Recorded data
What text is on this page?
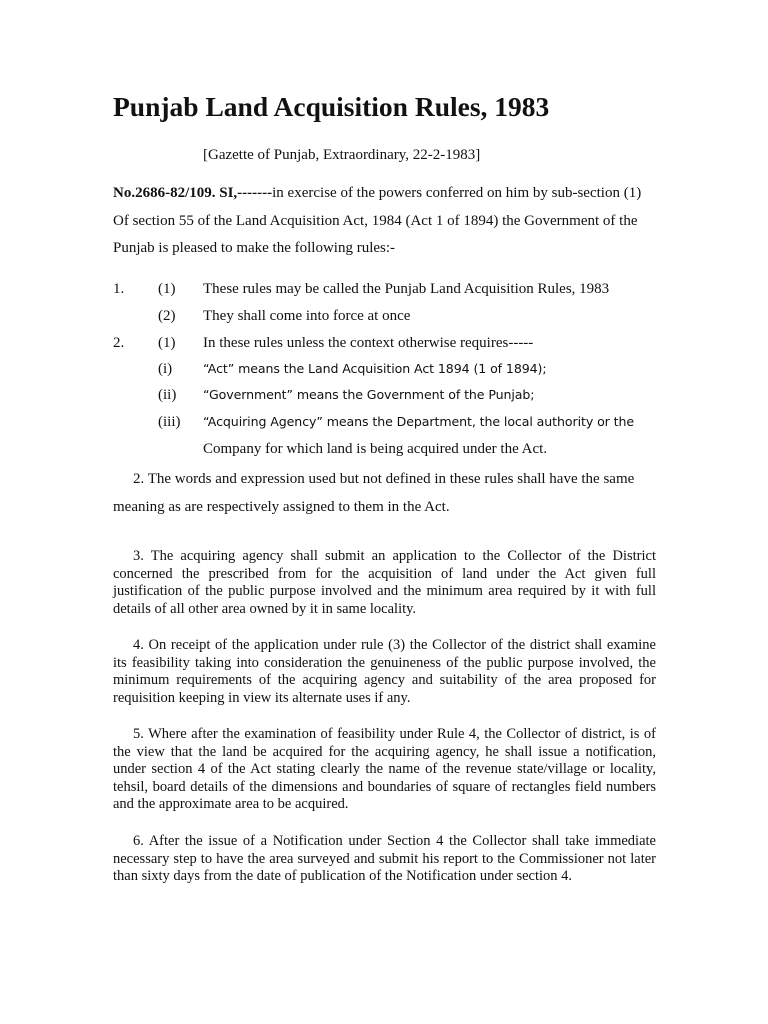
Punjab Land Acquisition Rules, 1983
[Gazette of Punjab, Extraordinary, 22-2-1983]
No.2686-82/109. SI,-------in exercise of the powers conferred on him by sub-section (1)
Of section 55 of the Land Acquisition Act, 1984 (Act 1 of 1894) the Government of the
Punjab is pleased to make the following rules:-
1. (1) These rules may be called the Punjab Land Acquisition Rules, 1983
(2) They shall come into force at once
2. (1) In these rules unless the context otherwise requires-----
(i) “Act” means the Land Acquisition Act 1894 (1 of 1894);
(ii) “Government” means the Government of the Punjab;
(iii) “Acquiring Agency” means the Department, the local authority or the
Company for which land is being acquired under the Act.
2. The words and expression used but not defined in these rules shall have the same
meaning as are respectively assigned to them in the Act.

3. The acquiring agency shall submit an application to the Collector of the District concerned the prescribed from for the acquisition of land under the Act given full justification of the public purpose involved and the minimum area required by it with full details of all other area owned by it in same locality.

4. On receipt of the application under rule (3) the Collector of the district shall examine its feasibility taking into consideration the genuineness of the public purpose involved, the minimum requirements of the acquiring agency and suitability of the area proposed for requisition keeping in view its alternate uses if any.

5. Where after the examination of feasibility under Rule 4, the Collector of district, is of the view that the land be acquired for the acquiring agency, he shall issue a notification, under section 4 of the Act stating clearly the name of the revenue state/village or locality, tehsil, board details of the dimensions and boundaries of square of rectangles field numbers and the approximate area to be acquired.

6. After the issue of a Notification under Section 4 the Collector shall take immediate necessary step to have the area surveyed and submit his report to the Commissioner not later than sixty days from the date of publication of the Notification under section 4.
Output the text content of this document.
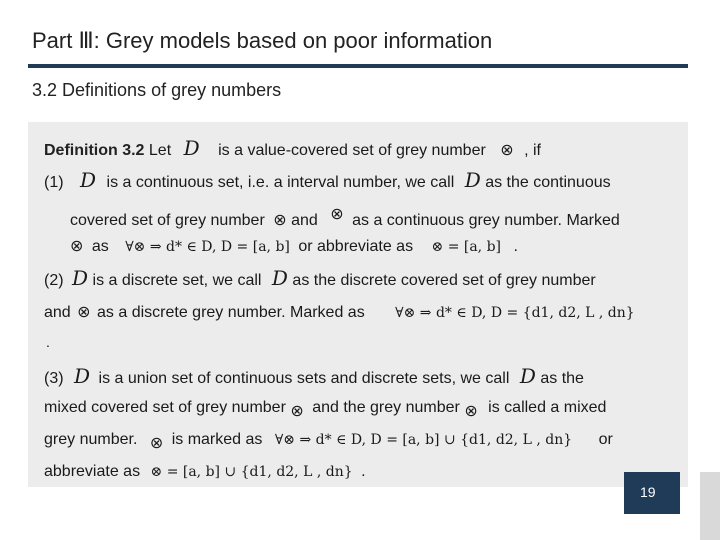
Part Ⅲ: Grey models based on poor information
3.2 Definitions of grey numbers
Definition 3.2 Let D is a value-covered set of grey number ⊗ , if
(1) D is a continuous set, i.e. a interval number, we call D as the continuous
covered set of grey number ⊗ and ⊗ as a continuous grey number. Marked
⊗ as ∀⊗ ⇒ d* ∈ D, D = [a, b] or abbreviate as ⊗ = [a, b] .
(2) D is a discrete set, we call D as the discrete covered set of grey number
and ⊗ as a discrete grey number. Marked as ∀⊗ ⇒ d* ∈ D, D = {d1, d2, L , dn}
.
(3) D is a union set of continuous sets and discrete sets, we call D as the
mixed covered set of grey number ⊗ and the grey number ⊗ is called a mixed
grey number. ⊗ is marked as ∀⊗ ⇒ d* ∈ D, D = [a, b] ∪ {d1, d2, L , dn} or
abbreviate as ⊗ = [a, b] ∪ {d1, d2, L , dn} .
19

* _PROMPT_:
What do the lines above say from the line containing "Output the text content of this document." through the last line? Quote them exactly, both ends included, and leave out the pictures.

* _SOLUTION TO THIS EXERCISE_:
Output the text content of this document.
Part Ⅲ: Grey models based on poor information
3.2 Definitions of grey numbers
Definition 3.2 Let D is a value-covered set of grey number ⊗ , if
(1) D is a continuous set, i.e. a interval number, we call D as the continuous
covered set of grey number ⊗ and ⊗ as a continuous grey number. Marked
⊗ as ∀⊗ ⇒ d* ∈ D, D = [a, b] or abbreviate as ⊗ = [a, b] .
(2) D is a discrete set, we call D as the discrete covered set of grey number
and ⊗ as a discrete grey number. Marked as ∀⊗ ⇒ d* ∈ D, D = {d1, d2, L , dn}
.
(3) D is a union set of continuous sets and discrete sets, we call D as the
mixed covered set of grey number ⊗ and the grey number ⊗ is called a mixed
grey number. ⊗ is marked as ∀⊗ ⇒ d* ∈ D, D = [a, b] ∪ {d1, d2, L , dn} or
abbreviate as ⊗ = [a, b] ∪ {d1, d2, L , dn} .
19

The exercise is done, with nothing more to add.